• **To be done**
Repeat each record exactly as written, and drop any images.

• **Data supplied**
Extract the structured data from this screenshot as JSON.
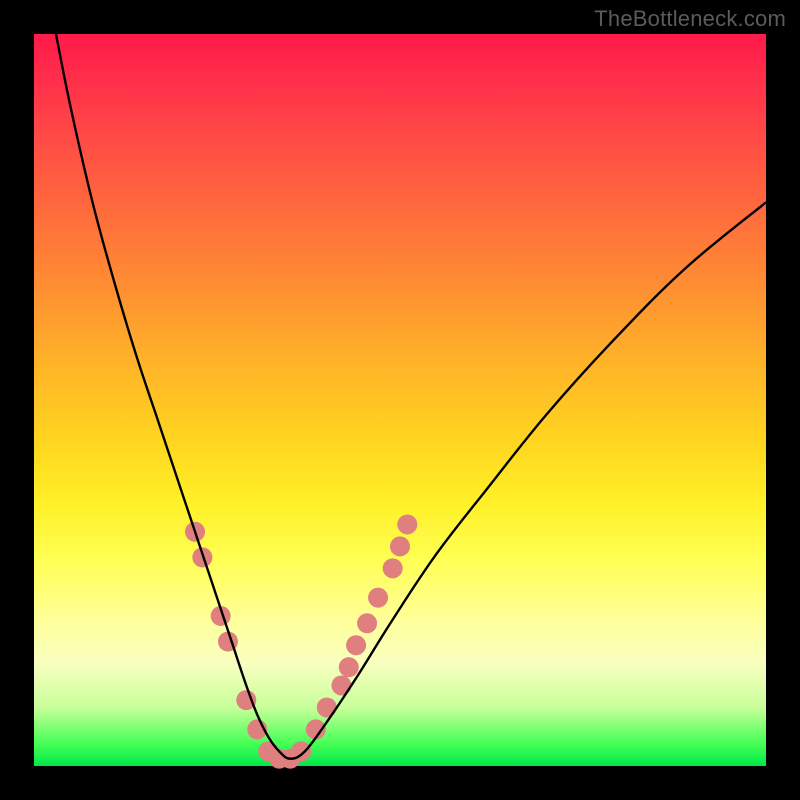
{
  "watermark": "TheBottleneck.com",
  "chart_data": {
    "type": "line",
    "title": "",
    "xlabel": "",
    "ylabel": "",
    "xlim": [
      0,
      100
    ],
    "ylim": [
      0,
      100
    ],
    "grid": false,
    "legend": false,
    "series": [
      {
        "name": "bottleneck-curve",
        "color": "#000000",
        "x": [
          3,
          5,
          8,
          11,
          14,
          17,
          19,
          21,
          23,
          25,
          27,
          29,
          30.5,
          32,
          33.5,
          35,
          37,
          40,
          44,
          49,
          55,
          62,
          70,
          79,
          89,
          100
        ],
        "y": [
          100,
          90,
          77,
          66,
          56,
          47,
          41,
          35,
          29,
          23,
          17,
          11,
          7,
          4,
          2,
          1,
          2,
          6,
          12,
          20,
          29,
          38,
          48,
          58,
          68,
          77
        ]
      }
    ],
    "markers": {
      "name": "highlight-dots",
      "color": "#e07f7f",
      "radius_px": 10,
      "points": [
        {
          "x": 22.0,
          "y": 32.0
        },
        {
          "x": 23.0,
          "y": 28.5
        },
        {
          "x": 25.5,
          "y": 20.5
        },
        {
          "x": 26.5,
          "y": 17.0
        },
        {
          "x": 29.0,
          "y": 9.0
        },
        {
          "x": 30.5,
          "y": 5.0
        },
        {
          "x": 32.0,
          "y": 2.0
        },
        {
          "x": 33.5,
          "y": 1.0
        },
        {
          "x": 35.0,
          "y": 1.0
        },
        {
          "x": 36.5,
          "y": 2.0
        },
        {
          "x": 38.5,
          "y": 5.0
        },
        {
          "x": 40.0,
          "y": 8.0
        },
        {
          "x": 42.0,
          "y": 11.0
        },
        {
          "x": 43.0,
          "y": 13.5
        },
        {
          "x": 44.0,
          "y": 16.5
        },
        {
          "x": 45.5,
          "y": 19.5
        },
        {
          "x": 47.0,
          "y": 23.0
        },
        {
          "x": 49.0,
          "y": 27.0
        },
        {
          "x": 50.0,
          "y": 30.0
        },
        {
          "x": 51.0,
          "y": 33.0
        }
      ]
    }
  }
}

• **Solution below**
Extract the structured data from this screenshot as JSON.
{
  "watermark": "TheBottleneck.com",
  "chart_data": {
    "type": "line",
    "title": "",
    "xlabel": "",
    "ylabel": "",
    "xlim": [
      0,
      100
    ],
    "ylim": [
      0,
      100
    ],
    "grid": false,
    "legend": false,
    "series": [
      {
        "name": "bottleneck-curve",
        "color": "#000000",
        "x": [
          3,
          5,
          8,
          11,
          14,
          17,
          19,
          21,
          23,
          25,
          27,
          29,
          30.5,
          32,
          33.5,
          35,
          37,
          40,
          44,
          49,
          55,
          62,
          70,
          79,
          89,
          100
        ],
        "y": [
          100,
          90,
          77,
          66,
          56,
          47,
          41,
          35,
          29,
          23,
          17,
          11,
          7,
          4,
          2,
          1,
          2,
          6,
          12,
          20,
          29,
          38,
          48,
          58,
          68,
          77
        ]
      }
    ],
    "markers": {
      "name": "highlight-dots",
      "color": "#e07f7f",
      "radius_px": 10,
      "points": [
        {
          "x": 22.0,
          "y": 32.0
        },
        {
          "x": 23.0,
          "y": 28.5
        },
        {
          "x": 25.5,
          "y": 20.5
        },
        {
          "x": 26.5,
          "y": 17.0
        },
        {
          "x": 29.0,
          "y": 9.0
        },
        {
          "x": 30.5,
          "y": 5.0
        },
        {
          "x": 32.0,
          "y": 2.0
        },
        {
          "x": 33.5,
          "y": 1.0
        },
        {
          "x": 35.0,
          "y": 1.0
        },
        {
          "x": 36.5,
          "y": 2.0
        },
        {
          "x": 38.5,
          "y": 5.0
        },
        {
          "x": 40.0,
          "y": 8.0
        },
        {
          "x": 42.0,
          "y": 11.0
        },
        {
          "x": 43.0,
          "y": 13.5
        },
        {
          "x": 44.0,
          "y": 16.5
        },
        {
          "x": 45.5,
          "y": 19.5
        },
        {
          "x": 47.0,
          "y": 23.0
        },
        {
          "x": 49.0,
          "y": 27.0
        },
        {
          "x": 50.0,
          "y": 30.0
        },
        {
          "x": 51.0,
          "y": 33.0
        }
      ]
    }
  }
}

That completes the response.